**Task prompt:** Copy the full set of lines exactly as given.
>> start Listed entries
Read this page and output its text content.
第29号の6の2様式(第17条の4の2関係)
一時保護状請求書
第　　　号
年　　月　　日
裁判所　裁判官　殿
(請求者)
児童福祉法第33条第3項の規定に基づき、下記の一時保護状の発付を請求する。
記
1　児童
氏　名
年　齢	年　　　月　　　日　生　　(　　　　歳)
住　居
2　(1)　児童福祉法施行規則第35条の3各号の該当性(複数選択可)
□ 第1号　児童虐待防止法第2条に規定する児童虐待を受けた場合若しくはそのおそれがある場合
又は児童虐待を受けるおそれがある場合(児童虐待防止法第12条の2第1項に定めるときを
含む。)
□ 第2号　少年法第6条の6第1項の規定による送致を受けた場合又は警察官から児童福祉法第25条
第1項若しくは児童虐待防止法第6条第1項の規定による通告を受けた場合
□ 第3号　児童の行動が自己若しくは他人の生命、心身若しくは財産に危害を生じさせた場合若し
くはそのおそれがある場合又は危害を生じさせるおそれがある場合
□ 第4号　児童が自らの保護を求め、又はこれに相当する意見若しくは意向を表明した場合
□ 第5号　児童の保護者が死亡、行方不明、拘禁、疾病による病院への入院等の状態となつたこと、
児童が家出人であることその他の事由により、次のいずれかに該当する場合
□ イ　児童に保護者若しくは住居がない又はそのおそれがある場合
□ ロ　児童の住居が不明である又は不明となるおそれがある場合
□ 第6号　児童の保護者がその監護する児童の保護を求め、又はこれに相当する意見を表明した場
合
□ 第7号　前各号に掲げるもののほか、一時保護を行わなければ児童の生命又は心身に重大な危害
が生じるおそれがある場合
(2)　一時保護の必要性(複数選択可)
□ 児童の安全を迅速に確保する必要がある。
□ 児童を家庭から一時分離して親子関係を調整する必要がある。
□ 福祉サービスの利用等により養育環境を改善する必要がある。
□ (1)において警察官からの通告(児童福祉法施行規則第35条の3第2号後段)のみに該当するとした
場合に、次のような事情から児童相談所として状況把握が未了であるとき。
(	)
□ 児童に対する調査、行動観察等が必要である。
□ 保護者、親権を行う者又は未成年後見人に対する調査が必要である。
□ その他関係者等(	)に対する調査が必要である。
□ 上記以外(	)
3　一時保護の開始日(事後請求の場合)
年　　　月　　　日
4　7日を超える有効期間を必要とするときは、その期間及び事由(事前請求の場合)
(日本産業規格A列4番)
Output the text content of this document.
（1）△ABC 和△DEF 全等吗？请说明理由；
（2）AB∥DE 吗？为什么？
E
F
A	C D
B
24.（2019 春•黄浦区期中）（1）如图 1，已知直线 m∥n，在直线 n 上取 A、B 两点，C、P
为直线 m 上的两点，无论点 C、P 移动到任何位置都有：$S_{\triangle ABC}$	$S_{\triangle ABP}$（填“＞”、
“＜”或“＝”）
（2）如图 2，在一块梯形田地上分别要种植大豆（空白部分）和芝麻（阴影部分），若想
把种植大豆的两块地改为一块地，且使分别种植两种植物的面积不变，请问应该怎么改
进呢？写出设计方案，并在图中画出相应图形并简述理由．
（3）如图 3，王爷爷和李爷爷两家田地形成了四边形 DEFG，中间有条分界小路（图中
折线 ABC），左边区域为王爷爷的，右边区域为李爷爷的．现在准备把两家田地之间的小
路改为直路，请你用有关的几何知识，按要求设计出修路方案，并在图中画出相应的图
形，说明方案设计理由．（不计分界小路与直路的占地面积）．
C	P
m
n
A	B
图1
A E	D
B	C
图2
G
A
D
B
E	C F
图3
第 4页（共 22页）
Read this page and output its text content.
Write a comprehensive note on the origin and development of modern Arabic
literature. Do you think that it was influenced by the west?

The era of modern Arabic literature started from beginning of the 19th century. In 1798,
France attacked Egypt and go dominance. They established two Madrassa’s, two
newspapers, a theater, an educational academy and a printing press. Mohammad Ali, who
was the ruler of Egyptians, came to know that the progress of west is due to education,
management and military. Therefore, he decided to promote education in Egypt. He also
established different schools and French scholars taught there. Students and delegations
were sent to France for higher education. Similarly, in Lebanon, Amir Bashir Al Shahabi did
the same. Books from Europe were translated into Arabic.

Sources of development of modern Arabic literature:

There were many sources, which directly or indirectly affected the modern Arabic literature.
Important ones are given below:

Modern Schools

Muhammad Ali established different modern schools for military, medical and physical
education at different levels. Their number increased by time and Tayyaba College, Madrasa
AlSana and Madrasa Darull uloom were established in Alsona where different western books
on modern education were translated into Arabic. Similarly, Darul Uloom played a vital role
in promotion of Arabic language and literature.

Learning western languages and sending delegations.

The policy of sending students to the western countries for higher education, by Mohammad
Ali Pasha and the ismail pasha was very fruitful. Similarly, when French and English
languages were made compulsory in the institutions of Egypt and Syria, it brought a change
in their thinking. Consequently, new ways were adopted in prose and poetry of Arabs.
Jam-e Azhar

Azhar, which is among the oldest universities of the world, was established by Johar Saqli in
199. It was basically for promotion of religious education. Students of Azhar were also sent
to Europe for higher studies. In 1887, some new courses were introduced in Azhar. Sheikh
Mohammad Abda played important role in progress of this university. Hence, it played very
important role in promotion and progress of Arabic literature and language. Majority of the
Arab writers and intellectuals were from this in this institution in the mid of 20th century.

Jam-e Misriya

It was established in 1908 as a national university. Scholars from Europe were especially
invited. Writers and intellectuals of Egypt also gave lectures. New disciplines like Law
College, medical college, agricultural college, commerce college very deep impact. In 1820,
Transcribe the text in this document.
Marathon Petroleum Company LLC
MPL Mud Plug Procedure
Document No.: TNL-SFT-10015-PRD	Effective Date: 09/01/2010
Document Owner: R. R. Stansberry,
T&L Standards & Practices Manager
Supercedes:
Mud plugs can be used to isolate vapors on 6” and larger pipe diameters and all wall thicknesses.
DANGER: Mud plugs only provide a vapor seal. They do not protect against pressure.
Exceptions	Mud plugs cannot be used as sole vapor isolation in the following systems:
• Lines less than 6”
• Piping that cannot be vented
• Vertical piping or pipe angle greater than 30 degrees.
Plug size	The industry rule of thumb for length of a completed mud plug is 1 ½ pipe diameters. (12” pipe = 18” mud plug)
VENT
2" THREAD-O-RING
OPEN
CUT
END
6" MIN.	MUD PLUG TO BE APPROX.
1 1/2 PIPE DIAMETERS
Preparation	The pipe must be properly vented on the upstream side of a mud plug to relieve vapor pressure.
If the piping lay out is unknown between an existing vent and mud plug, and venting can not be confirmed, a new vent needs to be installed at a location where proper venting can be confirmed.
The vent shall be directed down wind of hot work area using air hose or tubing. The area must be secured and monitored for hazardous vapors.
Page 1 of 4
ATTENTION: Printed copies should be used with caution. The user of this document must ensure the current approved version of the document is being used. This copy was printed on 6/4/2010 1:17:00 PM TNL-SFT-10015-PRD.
>> end Listed entries
**Problem solution:**
Read this page and output its text content.
第29号の6の2様式(第17条の4の2関係)
一時保護状請求書
第　　　号
年　　月　　日
裁判所　裁判官　殿
(請求者)
児童福祉法第33条第3項の規定に基づき、下記の一時保護状の発付を請求する。
記
1　児童
氏　名
年　齢	年　　　月　　　日　生　　(　　　　歳)
住　居
2　(1)　児童福祉法施行規則第35条の3各号の該当性(複数選択可)
□ 第1号　児童虐待防止法第2条に規定する児童虐待を受けた場合若しくはそのおそれがある場合
又は児童虐待を受けるおそれがある場合(児童虐待防止法第12条の2第1項に定めるときを
含む。)
□ 第2号　少年法第6条の6第1項の規定による送致を受けた場合又は警察官から児童福祉法第25条
第1項若しくは児童虐待防止法第6条第1項の規定による通告を受けた場合
□ 第3号　児童の行動が自己若しくは他人の生命、心身若しくは財産に危害を生じさせた場合若し
くはそのおそれがある場合又は危害を生じさせるおそれがある場合
□ 第4号　児童が自らの保護を求め、又はこれに相当する意見若しくは意向を表明した場合
□ 第5号　児童の保護者が死亡、行方不明、拘禁、疾病による病院への入院等の状態となつたこと、
児童が家出人であることその他の事由により、次のいずれかに該当する場合
□ イ　児童に保護者若しくは住居がない又はそのおそれがある場合
□ ロ　児童の住居が不明である又は不明となるおそれがある場合
□ 第6号　児童の保護者がその監護する児童の保護を求め、又はこれに相当する意見を表明した場
合
□ 第7号　前各号に掲げるもののほか、一時保護を行わなければ児童の生命又は心身に重大な危害
が生じるおそれがある場合
(2)　一時保護の必要性(複数選択可)
□ 児童の安全を迅速に確保する必要がある。
□ 児童を家庭から一時分離して親子関係を調整する必要がある。
□ 福祉サービスの利用等により養育環境を改善する必要がある。
□ (1)において警察官からの通告(児童福祉法施行規則第35条の3第2号後段)のみに該当するとした
場合に、次のような事情から児童相談所として状況把握が未了であるとき。
(	)
□ 児童に対する調査、行動観察等が必要である。
□ 保護者、親権を行う者又は未成年後見人に対する調査が必要である。
□ その他関係者等(	)に対する調査が必要である。
□ 上記以外(	)
3　一時保護の開始日(事後請求の場合)
年　　　月　　　日
4　7日を超える有効期間を必要とするときは、その期間及び事由(事前請求の場合)
(日本産業規格A列4番)
Output the text content of this document.
（1）△ABC 和△DEF 全等吗？请说明理由；
（2）AB∥DE 吗？为什么？
E
F
A	C D
B
24.（2019 春•黄浦区期中）（1）如图 1，已知直线 m∥n，在直线 n 上取 A、B 两点，C、P
为直线 m 上的两点，无论点 C、P 移动到任何位置都有：$S_{\triangle ABC}$	$S_{\triangle ABP}$（填“＞”、
“＜”或“＝”）
（2）如图 2，在一块梯形田地上分别要种植大豆（空白部分）和芝麻（阴影部分），若想
把种植大豆的两块地改为一块地，且使分别种植两种植物的面积不变，请问应该怎么改
进呢？写出设计方案，并在图中画出相应图形并简述理由．
（3）如图 3，王爷爷和李爷爷两家田地形成了四边形 DEFG，中间有条分界小路（图中
折线 ABC），左边区域为王爷爷的，右边区域为李爷爷的．现在准备把两家田地之间的小
路改为直路，请你用有关的几何知识，按要求设计出修路方案，并在图中画出相应的图
形，说明方案设计理由．（不计分界小路与直路的占地面积）．
C	P
m
n
A	B
图1
A E	D
B	C
图2
G
A
D
B
E	C F
图3
第 4页（共 22页）
Read this page and output its text content.
Write a comprehensive note on the origin and development of modern Arabic
literature. Do you think that it was influenced by the west?

The era of modern Arabic literature started from beginning of the 19th century. In 1798,
France attacked Egypt and go dominance. They established two Madrassa’s, two
newspapers, a theater, an educational academy and a printing press. Mohammad Ali, who
was the ruler of Egyptians, came to know that the progress of west is due to education,
management and military. Therefore, he decided to promote education in Egypt. He also
established different schools and French scholars taught there. Students and delegations
were sent to France for higher education. Similarly, in Lebanon, Amir Bashir Al Shahabi did
the same. Books from Europe were translated into Arabic.

Sources of development of modern Arabic literature:

There were many sources, which directly or indirectly affected the modern Arabic literature.
Important ones are given below:

Modern Schools

Muhammad Ali established different modern schools for military, medical and physical
education at different levels. Their number increased by time and Tayyaba College, Madrasa
AlSana and Madrasa Darull uloom were established in Alsona where different western books
on modern education were translated into Arabic. Similarly, Darul Uloom played a vital role
in promotion of Arabic language and literature.

Learning western languages and sending delegations.

The policy of sending students to the western countries for higher education, by Mohammad
Ali Pasha and the ismail pasha was very fruitful. Similarly, when French and English
languages were made compulsory in the institutions of Egypt and Syria, it brought a change
in their thinking. Consequently, new ways were adopted in prose and poetry of Arabs.
Jam-e Azhar

Azhar, which is among the oldest universities of the world, was established by Johar Saqli in
199. It was basically for promotion of religious education. Students of Azhar were also sent
to Europe for higher studies. In 1887, some new courses were introduced in Azhar. Sheikh
Mohammad Abda played important role in progress of this university. Hence, it played very
important role in promotion and progress of Arabic literature and language. Majority of the
Arab writers and intellectuals were from this in this institution in the mid of 20th century.

Jam-e Misriya

It was established in 1908 as a national university. Scholars from Europe were especially
invited. Writers and intellectuals of Egypt also gave lectures. New disciplines like Law
College, medical college, agricultural college, commerce college very deep impact. In 1820,
Transcribe the text in this document.
Marathon Petroleum Company LLC
MPL Mud Plug Procedure
Document No.: TNL-SFT-10015-PRD	Effective Date: 09/01/2010
Document Owner: R. R. Stansberry,
T&L Standards & Practices Manager
Supercedes:
Mud plugs can be used to isolate vapors on 6” and larger pipe diameters and all wall thicknesses.
DANGER: Mud plugs only provide a vapor seal. They do not protect against pressure.
Exceptions	Mud plugs cannot be used as sole vapor isolation in the following systems:
• Lines less than 6”
• Piping that cannot be vented
• Vertical piping or pipe angle greater than 30 degrees.
Plug size	The industry rule of thumb for length of a completed mud plug is 1 ½ pipe diameters. (12” pipe = 18” mud plug)
VENT
2" THREAD-O-RING
OPEN
CUT
END
6" MIN.	MUD PLUG TO BE APPROX.
1 1/2 PIPE DIAMETERS
Preparation	The pipe must be properly vented on the upstream side of a mud plug to relieve vapor pressure.
If the piping lay out is unknown between an existing vent and mud plug, and venting can not be confirmed, a new vent needs to be installed at a location where proper venting can be confirmed.
The vent shall be directed down wind of hot work area using air hose or tubing. The area must be secured and monitored for hazardous vapors.
Page 1 of 4
ATTENTION: Printed copies should be used with caution. The user of this document must ensure the current approved version of the document is being used. This copy was printed on 6/4/2010 1:17:00 PM TNL-SFT-10015-PRD.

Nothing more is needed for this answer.